(Data records)
=======

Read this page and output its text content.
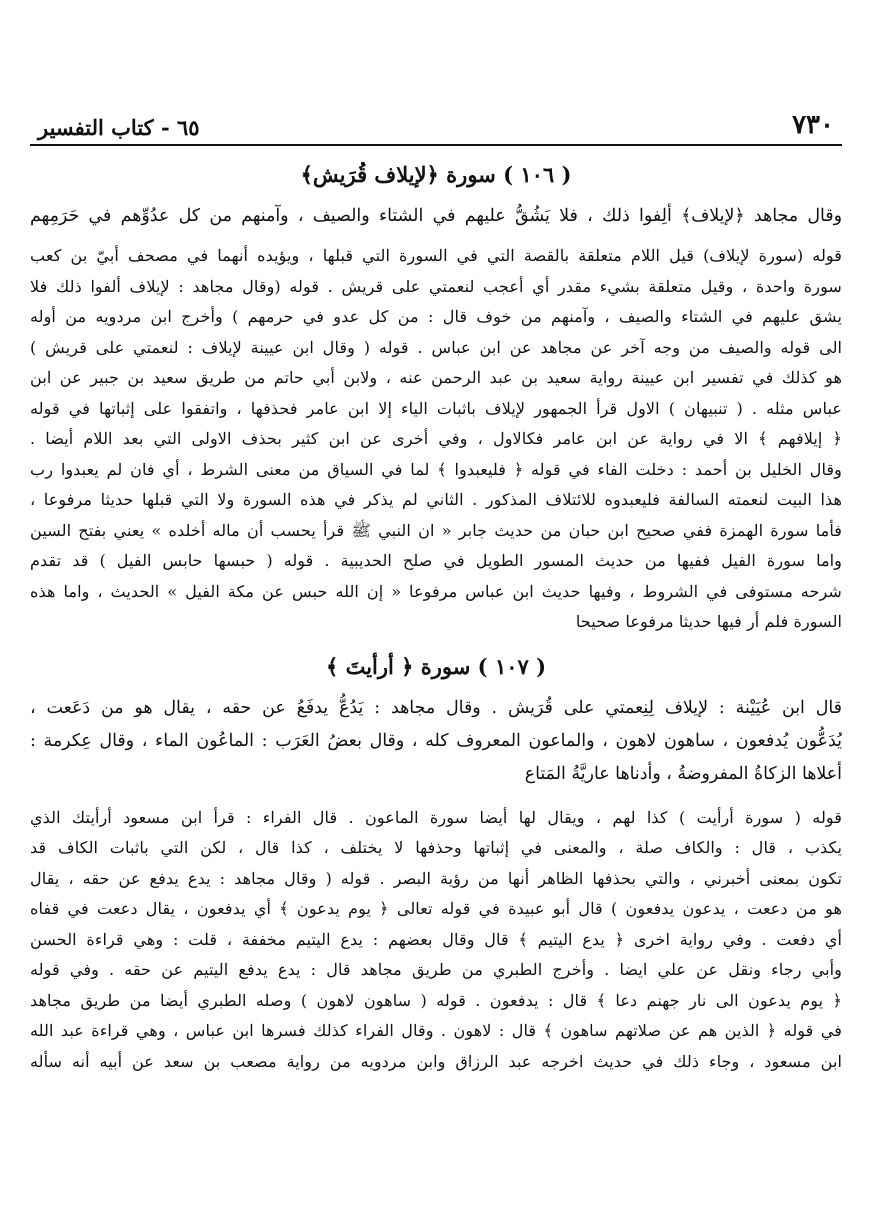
٧٣٠
٦٥ - كتاب التفسير
( ١٠٦ ) سورة ﴿لإيلاف قُرَيش﴾
وقال مجاهد ﴿لإيلاف﴾ ألِفوا ذلك ، فلا يَشُقُّ عليهم في الشتاء والصيف ، وآمنهم من كل عدُوِّهم في حَرَمِهم
قوله (سورة لإيلاف) قيل اللام متعلقة بالقصة التي في السورة التي قبلها ، ويؤيده أنهما في مصحف أبيّ بن كعب
سورة واحدة ، وقيل متعلقة بشيء مقدر أي أعجب لنعمتي على قريش . قوله (وقال مجاهد : لإيلاف ألفوا ذلك فلا
يشق عليهم في الشتاء والصيف ، وآمنهم من خوف قال : من كل عدو في حرمهم ) وأخرج ابن مردويه من أوله
الى قوله والصيف من وجه آخر عن مجاهد عن ابن عباس . قوله ( وقال ابن عيينة لإيلاف : لنعمتي على قريش )
هو كذلك في تفسير ابن عيينة رواية سعيد بن عبد الرحمن عنه ، ولابن أبي حاتم من طريق سعيد بن جبير عن ابن
عباس مثله . ( تنبيهان ) الاول قرأ الجمهور لإيلاف باثبات الياء إلا ابن عامر فحذفها ، واتفقوا على إثباتها في قوله
﴿ إيلافهم ﴾ الا في رواية عن ابن عامر فكالاول ، وفي أخرى عن ابن كثير بحذف الاولى التي بعد اللام أيضا .
وقال الخليل بن أحمد : دخلت الفاء في قوله ﴿ فليعبدوا ﴾ لما في السياق من معنى الشرط ، أي فان لم يعبدوا رب
هذا البيت لنعمته السالفة فليعبدوه للائتلاف المذكور . الثاني لم يذكر في هذه السورة ولا التي قبلها حديثا مرفوعا ،
فأما سورة الهمزة ففي صحيح ابن حبان من حديث جابر « ان النبي ﷺ قرأ يحسب أن ماله أخلده » يعني بفتح السين
واما سورة الفيل ففيها من حديث المسور الطويل في صلح الحديبية . قوله ( حبسها حابس الفيل ) قد تقدم
شرحه مستوفى في الشروط ، وفيها حديث ابن عباس مرفوعا « إن الله حبس عن مكة الفيل » الحديث ، واما هذه
السورة فلم أر فيها حديثا مرفوعا صحيحا
( ١٠٧ ) سورة ﴿ أرأيتَ ﴾
قال ابن عُيَيْنة : لإيلاف لِنِعمتي على قُرَيش . وقال مجاهد : يَدُعُّ يدفَعُ عن حقه ، يقال هو من دَعَعت ،
يُدَعُّون يُدفعون ، ساهون لاهون ، والماعون المعروف كله ، وقال بعضُ العَرَب : الماعُون الماء ، وقال عِكرمة :
أعلاها الزكاةُ المفروضةُ ، وأدناها عاريَّةُ المَتاع
قوله ( سورة أرأيت ) كذا لهم ، ويقال لها أيضا سورة الماعون . قال الفراء : قرأ ابن مسعود أرأيتك الذي
يكذب ، قال : والكاف صلة ، والمعنى في إثباتها وحذفها لا يختلف ، كذا قال ، لكن التي باثبات الكاف قد
تكون بمعنى أخبرني ، والتي بحذفها الظاهر أنها من رؤية البصر . قوله ( وقال مجاهد : يدع يدفع عن حقه ، يقال
هو من دععت ، يدعون يدفعون ) قال أبو عبيدة في قوله تعالى ﴿ يوم يدعون ﴾ أي يدفعون ، يقال دععت في قفاه
أي دفعت . وفي رواية اخرى ﴿ يدع اليتيم ﴾ قال وقال بعضهم : يدع اليتيم مخففة ، قلت : وهي قراءة الحسن
وأبي رجاء ونقل عن علي ايضا . وأخرج الطبري من طريق مجاهد قال : يدع يدفع اليتيم عن حقه . وفي قوله
﴿ يوم يدعون الى نار جهنم دعا ﴾ قال : يدفعون . قوله ( ساهون لاهون ) وصله الطبري أيضا من طريق مجاهد
في قوله ﴿ الذين هم عن صلاتهم ساهون ﴾ قال : لاهون . وقال الفراء كذلك فسرها ابن عباس ، وهي قراءة عبد الله
ابن مسعود ، وجاء ذلك في حديث اخرجه عبد الرزاق وابن مردويه من رواية مصعب بن سعد عن أبيه أنه سأله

=======

> _WHAT TO DO_:
Quote the preceding records in their entirety, excluding every picture.

> _WORKED ANSWER_:
Read this page and output its text content.
٧٣٠
٦٥ - كتاب التفسير
( ١٠٦ ) سورة ﴿لإيلاف قُرَيش﴾
وقال مجاهد ﴿لإيلاف﴾ ألِفوا ذلك ، فلا يَشُقُّ عليهم في الشتاء والصيف ، وآمنهم من كل عدُوِّهم في حَرَمِهم
قوله (سورة لإيلاف) قيل اللام متعلقة بالقصة التي في السورة التي قبلها ، ويؤيده أنهما في مصحف أبيّ بن كعب
سورة واحدة ، وقيل متعلقة بشيء مقدر أي أعجب لنعمتي على قريش . قوله (وقال مجاهد : لإيلاف ألفوا ذلك فلا
يشق عليهم في الشتاء والصيف ، وآمنهم من خوف قال : من كل عدو في حرمهم ) وأخرج ابن مردويه من أوله
الى قوله والصيف من وجه آخر عن مجاهد عن ابن عباس . قوله ( وقال ابن عيينة لإيلاف : لنعمتي على قريش )
هو كذلك في تفسير ابن عيينة رواية سعيد بن عبد الرحمن عنه ، ولابن أبي حاتم من طريق سعيد بن جبير عن ابن
عباس مثله . ( تنبيهان ) الاول قرأ الجمهور لإيلاف باثبات الياء إلا ابن عامر فحذفها ، واتفقوا على إثباتها في قوله
﴿ إيلافهم ﴾ الا في رواية عن ابن عامر فكالاول ، وفي أخرى عن ابن كثير بحذف الاولى التي بعد اللام أيضا .
وقال الخليل بن أحمد : دخلت الفاء في قوله ﴿ فليعبدوا ﴾ لما في السياق من معنى الشرط ، أي فان لم يعبدوا رب
هذا البيت لنعمته السالفة فليعبدوه للائتلاف المذكور . الثاني لم يذكر في هذه السورة ولا التي قبلها حديثا مرفوعا ،
فأما سورة الهمزة ففي صحيح ابن حبان من حديث جابر « ان النبي ﷺ قرأ يحسب أن ماله أخلده » يعني بفتح السين
واما سورة الفيل ففيها من حديث المسور الطويل في صلح الحديبية . قوله ( حبسها حابس الفيل ) قد تقدم
شرحه مستوفى في الشروط ، وفيها حديث ابن عباس مرفوعا « إن الله حبس عن مكة الفيل » الحديث ، واما هذه
السورة فلم أر فيها حديثا مرفوعا صحيحا
( ١٠٧ ) سورة ﴿ أرأيتَ ﴾
قال ابن عُيَيْنة : لإيلاف لِنِعمتي على قُرَيش . وقال مجاهد : يَدُعُّ يدفَعُ عن حقه ، يقال هو من دَعَعت ،
يُدَعُّون يُدفعون ، ساهون لاهون ، والماعون المعروف كله ، وقال بعضُ العَرَب : الماعُون الماء ، وقال عِكرمة :
أعلاها الزكاةُ المفروضةُ ، وأدناها عاريَّةُ المَتاع
قوله ( سورة أرأيت ) كذا لهم ، ويقال لها أيضا سورة الماعون . قال الفراء : قرأ ابن مسعود أرأيتك الذي
يكذب ، قال : والكاف صلة ، والمعنى في إثباتها وحذفها لا يختلف ، كذا قال ، لكن التي باثبات الكاف قد
تكون بمعنى أخبرني ، والتي بحذفها الظاهر أنها من رؤية البصر . قوله ( وقال مجاهد : يدع يدفع عن حقه ، يقال
هو من دععت ، يدعون يدفعون ) قال أبو عبيدة في قوله تعالى ﴿ يوم يدعون ﴾ أي يدفعون ، يقال دععت في قفاه
أي دفعت . وفي رواية اخرى ﴿ يدع اليتيم ﴾ قال وقال بعضهم : يدع اليتيم مخففة ، قلت : وهي قراءة الحسن
وأبي رجاء ونقل عن علي ايضا . وأخرج الطبري من طريق مجاهد قال : يدع يدفع اليتيم عن حقه . وفي قوله
﴿ يوم يدعون الى نار جهنم دعا ﴾ قال : يدفعون . قوله ( ساهون لاهون ) وصله الطبري أيضا من طريق مجاهد
في قوله ﴿ الذين هم عن صلاتهم ساهون ﴾ قال : لاهون . وقال الفراء كذلك فسرها ابن عباس ، وهي قراءة عبد الله
ابن مسعود ، وجاء ذلك في حديث اخرجه عبد الرزاق وابن مردويه من رواية مصعب بن سعد عن أبيه أنه سأله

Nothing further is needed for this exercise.